>> Begin Records to process

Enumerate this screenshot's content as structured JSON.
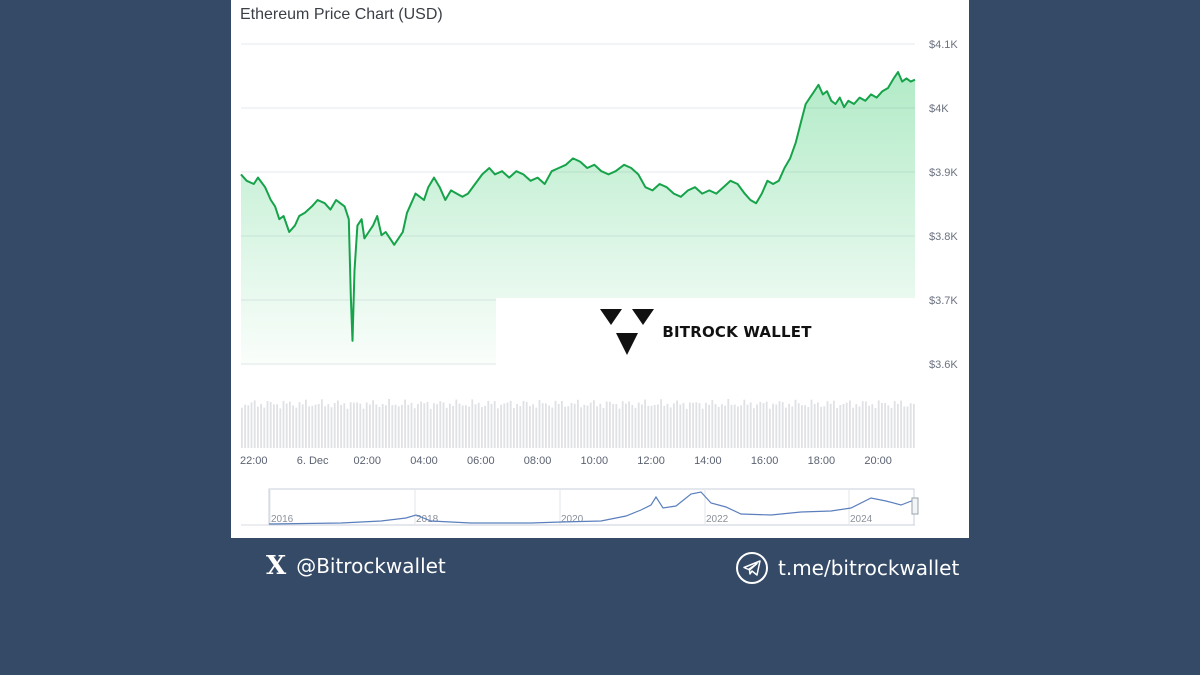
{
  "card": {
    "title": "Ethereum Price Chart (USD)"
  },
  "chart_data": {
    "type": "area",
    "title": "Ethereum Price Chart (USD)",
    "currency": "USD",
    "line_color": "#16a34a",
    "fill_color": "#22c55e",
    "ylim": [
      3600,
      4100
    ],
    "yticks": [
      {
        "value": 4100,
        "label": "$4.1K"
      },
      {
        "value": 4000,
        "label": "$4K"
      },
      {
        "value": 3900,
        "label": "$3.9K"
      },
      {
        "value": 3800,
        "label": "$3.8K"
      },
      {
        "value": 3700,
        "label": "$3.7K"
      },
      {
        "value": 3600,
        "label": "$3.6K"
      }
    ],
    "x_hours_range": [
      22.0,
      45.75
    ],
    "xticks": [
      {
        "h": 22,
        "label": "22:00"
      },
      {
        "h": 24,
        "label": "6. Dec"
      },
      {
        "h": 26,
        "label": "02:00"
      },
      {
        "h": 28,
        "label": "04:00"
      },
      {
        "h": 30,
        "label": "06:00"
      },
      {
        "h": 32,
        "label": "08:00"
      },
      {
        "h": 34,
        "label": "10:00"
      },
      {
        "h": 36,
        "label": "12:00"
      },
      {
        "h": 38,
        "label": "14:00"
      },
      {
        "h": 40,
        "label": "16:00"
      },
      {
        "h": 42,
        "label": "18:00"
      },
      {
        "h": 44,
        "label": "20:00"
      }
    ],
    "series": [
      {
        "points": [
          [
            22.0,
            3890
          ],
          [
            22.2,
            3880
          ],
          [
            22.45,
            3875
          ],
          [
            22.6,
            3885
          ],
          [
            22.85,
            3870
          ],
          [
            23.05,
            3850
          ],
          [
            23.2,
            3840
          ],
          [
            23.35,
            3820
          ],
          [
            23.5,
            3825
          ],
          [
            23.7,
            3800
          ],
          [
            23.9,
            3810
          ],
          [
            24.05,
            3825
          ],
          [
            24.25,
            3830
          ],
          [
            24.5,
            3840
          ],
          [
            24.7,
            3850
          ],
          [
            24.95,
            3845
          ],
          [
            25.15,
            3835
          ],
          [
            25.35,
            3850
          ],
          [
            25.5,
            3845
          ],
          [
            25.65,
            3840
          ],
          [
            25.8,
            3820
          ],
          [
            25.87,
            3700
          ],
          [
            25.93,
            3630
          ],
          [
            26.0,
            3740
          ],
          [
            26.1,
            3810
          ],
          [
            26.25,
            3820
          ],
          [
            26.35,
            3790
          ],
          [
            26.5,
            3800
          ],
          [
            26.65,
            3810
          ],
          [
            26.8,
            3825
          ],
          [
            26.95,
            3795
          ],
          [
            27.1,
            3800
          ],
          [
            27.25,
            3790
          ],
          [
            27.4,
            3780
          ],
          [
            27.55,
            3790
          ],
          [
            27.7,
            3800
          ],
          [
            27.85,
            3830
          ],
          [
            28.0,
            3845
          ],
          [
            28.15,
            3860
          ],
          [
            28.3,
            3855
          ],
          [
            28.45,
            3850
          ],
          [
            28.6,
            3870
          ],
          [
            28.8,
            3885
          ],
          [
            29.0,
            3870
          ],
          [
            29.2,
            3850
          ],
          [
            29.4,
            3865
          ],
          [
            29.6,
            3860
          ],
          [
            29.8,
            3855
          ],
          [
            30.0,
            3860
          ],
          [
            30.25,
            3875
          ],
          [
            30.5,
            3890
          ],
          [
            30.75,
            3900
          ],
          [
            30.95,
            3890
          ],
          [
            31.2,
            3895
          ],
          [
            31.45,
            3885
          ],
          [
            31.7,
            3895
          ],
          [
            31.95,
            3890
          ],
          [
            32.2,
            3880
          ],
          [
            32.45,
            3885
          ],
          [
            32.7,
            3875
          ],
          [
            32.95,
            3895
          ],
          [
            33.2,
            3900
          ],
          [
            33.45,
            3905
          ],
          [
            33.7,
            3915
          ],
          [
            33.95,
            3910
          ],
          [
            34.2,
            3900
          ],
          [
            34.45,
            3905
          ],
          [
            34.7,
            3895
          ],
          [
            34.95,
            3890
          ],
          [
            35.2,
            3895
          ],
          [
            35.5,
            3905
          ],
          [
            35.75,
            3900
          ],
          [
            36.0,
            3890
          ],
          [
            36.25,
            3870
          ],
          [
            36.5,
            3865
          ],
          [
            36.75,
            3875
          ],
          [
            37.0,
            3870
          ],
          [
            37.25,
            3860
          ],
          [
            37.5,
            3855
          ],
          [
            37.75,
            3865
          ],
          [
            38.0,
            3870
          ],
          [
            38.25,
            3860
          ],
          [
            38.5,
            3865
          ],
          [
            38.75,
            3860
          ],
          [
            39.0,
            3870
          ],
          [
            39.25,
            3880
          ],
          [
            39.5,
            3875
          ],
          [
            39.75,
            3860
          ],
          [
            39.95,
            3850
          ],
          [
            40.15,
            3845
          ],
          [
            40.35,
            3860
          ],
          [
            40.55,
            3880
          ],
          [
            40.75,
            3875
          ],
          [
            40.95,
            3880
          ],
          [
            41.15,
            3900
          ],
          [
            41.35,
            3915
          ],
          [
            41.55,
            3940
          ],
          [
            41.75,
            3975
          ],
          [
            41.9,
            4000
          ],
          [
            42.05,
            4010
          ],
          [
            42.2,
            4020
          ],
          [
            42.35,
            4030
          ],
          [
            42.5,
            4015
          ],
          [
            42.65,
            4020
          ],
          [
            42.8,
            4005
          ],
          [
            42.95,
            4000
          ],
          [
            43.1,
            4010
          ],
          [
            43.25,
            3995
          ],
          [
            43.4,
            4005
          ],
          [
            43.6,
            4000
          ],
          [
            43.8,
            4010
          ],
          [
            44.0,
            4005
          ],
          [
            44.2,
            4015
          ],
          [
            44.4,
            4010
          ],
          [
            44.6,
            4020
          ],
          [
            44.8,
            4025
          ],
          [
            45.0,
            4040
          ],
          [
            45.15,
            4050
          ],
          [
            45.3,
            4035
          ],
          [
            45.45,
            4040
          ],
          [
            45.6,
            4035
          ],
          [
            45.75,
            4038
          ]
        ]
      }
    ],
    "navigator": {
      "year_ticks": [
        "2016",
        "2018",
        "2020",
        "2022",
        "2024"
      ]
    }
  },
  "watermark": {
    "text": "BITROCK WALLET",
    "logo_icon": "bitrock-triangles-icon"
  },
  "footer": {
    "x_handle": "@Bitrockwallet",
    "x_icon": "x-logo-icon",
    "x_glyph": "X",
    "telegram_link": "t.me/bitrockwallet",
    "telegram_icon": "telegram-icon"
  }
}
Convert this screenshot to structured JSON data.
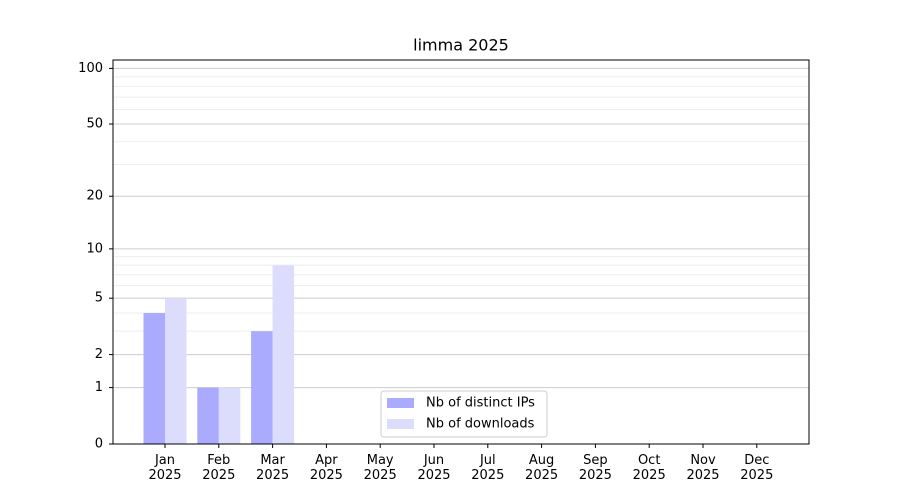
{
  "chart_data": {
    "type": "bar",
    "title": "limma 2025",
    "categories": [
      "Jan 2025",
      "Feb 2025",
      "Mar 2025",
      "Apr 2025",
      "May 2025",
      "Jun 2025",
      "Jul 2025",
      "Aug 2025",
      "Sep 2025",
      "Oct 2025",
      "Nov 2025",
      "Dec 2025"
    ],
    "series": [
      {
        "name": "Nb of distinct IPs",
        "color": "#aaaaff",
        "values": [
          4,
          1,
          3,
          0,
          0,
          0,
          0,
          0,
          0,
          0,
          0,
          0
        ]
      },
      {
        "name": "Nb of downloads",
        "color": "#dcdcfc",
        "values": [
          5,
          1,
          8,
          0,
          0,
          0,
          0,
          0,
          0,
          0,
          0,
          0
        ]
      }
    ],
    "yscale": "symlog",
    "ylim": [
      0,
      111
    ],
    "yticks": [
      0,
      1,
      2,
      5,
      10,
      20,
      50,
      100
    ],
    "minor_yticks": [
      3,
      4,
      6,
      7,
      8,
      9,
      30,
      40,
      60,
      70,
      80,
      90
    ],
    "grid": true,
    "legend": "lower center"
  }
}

>> End Records to process

-- Do this --
Please list every line of the records that contains "structured".

-- Written answer --
Enumerate this screenshot's content as structured JSON.
Convert this screenshot to structured JSON data.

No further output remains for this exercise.